## BEGIN

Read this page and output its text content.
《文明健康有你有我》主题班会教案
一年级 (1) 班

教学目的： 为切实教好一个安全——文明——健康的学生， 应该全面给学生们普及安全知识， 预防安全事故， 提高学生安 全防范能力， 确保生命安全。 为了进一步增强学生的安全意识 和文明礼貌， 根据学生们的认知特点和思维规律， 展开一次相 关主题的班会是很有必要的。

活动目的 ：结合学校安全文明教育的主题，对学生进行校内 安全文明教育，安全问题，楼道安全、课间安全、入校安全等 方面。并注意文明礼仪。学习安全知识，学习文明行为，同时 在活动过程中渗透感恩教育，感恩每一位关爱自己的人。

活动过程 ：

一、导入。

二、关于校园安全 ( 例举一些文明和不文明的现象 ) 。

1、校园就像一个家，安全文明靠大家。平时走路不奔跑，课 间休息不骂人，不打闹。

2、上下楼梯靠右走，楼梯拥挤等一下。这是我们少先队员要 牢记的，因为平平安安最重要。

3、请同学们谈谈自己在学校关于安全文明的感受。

## END

== GIVEN EXERCISE ==
From the records above, extract every entry exactly as given.

== WRITTEN RESPONSE ==
Read this page and output its text content.
《文明健康有你有我》主题班会教案
一年级 (1) 班

教学目的： 为切实教好一个安全——文明——健康的学生， 应该全面给学生们普及安全知识， 预防安全事故， 提高学生安 全防范能力， 确保生命安全。 为了进一步增强学生的安全意识 和文明礼貌， 根据学生们的认知特点和思维规律， 展开一次相 关主题的班会是很有必要的。

活动目的 ：结合学校安全文明教育的主题，对学生进行校内 安全文明教育，安全问题，楼道安全、课间安全、入校安全等 方面。并注意文明礼仪。学习安全知识，学习文明行为，同时 在活动过程中渗透感恩教育，感恩每一位关爱自己的人。

活动过程 ：

一、导入。

二、关于校园安全 ( 例举一些文明和不文明的现象 ) 。

1、校园就像一个家，安全文明靠大家。平时走路不奔跑，课 间休息不骂人，不打闹。

2、上下楼梯靠右走，楼梯拥挤等一下。这是我们少先队员要 牢记的，因为平平安安最重要。

3、请同学们谈谈自己在学校关于安全文明的感受。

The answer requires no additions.